Task brief: Output the material below in full, exactly as it is.

Stored records:
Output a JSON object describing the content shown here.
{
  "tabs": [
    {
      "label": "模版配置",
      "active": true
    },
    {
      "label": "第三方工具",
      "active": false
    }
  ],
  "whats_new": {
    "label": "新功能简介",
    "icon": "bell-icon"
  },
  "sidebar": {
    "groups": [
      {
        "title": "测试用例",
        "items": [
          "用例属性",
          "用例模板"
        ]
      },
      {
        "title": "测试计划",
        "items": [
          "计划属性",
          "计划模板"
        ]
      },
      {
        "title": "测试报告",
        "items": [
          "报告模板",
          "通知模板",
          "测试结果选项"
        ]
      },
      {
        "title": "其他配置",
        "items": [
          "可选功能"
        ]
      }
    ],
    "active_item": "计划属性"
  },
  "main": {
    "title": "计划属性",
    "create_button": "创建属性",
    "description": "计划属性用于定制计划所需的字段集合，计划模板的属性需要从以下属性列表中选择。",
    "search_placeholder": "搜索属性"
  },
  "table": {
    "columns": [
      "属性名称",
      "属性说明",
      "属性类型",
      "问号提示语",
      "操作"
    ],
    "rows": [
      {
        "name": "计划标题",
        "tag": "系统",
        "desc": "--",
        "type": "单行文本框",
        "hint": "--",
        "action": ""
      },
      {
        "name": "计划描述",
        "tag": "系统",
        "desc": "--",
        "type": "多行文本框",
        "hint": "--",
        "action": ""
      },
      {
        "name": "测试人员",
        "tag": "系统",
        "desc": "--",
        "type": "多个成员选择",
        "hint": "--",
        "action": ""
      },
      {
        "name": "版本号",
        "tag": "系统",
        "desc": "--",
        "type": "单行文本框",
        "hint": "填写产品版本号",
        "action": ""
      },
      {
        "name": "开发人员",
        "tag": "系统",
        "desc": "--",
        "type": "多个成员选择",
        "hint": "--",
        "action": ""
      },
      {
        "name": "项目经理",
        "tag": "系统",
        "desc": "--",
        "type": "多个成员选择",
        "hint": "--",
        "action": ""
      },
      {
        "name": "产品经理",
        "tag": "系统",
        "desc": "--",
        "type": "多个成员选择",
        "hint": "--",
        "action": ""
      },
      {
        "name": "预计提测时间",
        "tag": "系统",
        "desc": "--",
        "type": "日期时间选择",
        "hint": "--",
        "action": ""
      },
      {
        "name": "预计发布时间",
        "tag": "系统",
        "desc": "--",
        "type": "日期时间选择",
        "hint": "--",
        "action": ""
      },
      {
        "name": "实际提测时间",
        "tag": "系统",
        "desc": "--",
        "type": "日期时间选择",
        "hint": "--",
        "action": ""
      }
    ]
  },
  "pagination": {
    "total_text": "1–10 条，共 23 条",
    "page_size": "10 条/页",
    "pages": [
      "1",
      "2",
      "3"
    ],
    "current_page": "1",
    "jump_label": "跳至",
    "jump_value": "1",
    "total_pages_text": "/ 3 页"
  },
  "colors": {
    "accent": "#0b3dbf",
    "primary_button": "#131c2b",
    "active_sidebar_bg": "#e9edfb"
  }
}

Final answer:
Output a JSON object describing the content shown here.
{
  "tabs": [
    {
      "label": "模版配置",
      "active": true
    },
    {
      "label": "第三方工具",
      "active": false
    }
  ],
  "whats_new": {
    "label": "新功能简介",
    "icon": "bell-icon"
  },
  "sidebar": {
    "groups": [
      {
        "title": "测试用例",
        "items": [
          "用例属性",
          "用例模板"
        ]
      },
      {
        "title": "测试计划",
        "items": [
          "计划属性",
          "计划模板"
        ]
      },
      {
        "title": "测试报告",
        "items": [
          "报告模板",
          "通知模板",
          "测试结果选项"
        ]
      },
      {
        "title": "其他配置",
        "items": [
          "可选功能"
        ]
      }
    ],
    "active_item": "计划属性"
  },
  "main": {
    "title": "计划属性",
    "create_button": "创建属性",
    "description": "计划属性用于定制计划所需的字段集合，计划模板的属性需要从以下属性列表中选择。",
    "search_placeholder": "搜索属性"
  },
  "table": {
    "columns": [
      "属性名称",
      "属性说明",
      "属性类型",
      "问号提示语",
      "操作"
    ],
    "rows": [
      {
        "name": "计划标题",
        "tag": "系统",
        "desc": "--",
        "type": "单行文本框",
        "hint": "--",
        "action": ""
      },
      {
        "name": "计划描述",
        "tag": "系统",
        "desc": "--",
        "type": "多行文本框",
        "hint": "--",
        "action": ""
      },
      {
        "name": "测试人员",
        "tag": "系统",
        "desc": "--",
        "type": "多个成员选择",
        "hint": "--",
        "action": ""
      },
      {
        "name": "版本号",
        "tag": "系统",
        "desc": "--",
        "type": "单行文本框",
        "hint": "填写产品版本号",
        "action": ""
      },
      {
        "name": "开发人员",
        "tag": "系统",
        "desc": "--",
        "type": "多个成员选择",
        "hint": "--",
        "action": ""
      },
      {
        "name": "项目经理",
        "tag": "系统",
        "desc": "--",
        "type": "多个成员选择",
        "hint": "--",
        "action": ""
      },
      {
        "name": "产品经理",
        "tag": "系统",
        "desc": "--",
        "type": "多个成员选择",
        "hint": "--",
        "action": ""
      },
      {
        "name": "预计提测时间",
        "tag": "系统",
        "desc": "--",
        "type": "日期时间选择",
        "hint": "--",
        "action": ""
      },
      {
        "name": "预计发布时间",
        "tag": "系统",
        "desc": "--",
        "type": "日期时间选择",
        "hint": "--",
        "action": ""
      },
      {
        "name": "实际提测时间",
        "tag": "系统",
        "desc": "--",
        "type": "日期时间选择",
        "hint": "--",
        "action": ""
      }
    ]
  },
  "pagination": {
    "total_text": "1–10 条，共 23 条",
    "page_size": "10 条/页",
    "pages": [
      "1",
      "2",
      "3"
    ],
    "current_page": "1",
    "jump_label": "跳至",
    "jump_value": "1",
    "total_pages_text": "/ 3 页"
  },
  "colors": {
    "accent": "#0b3dbf",
    "primary_button": "#131c2b",
    "active_sidebar_bg": "#e9edfb"
  }
}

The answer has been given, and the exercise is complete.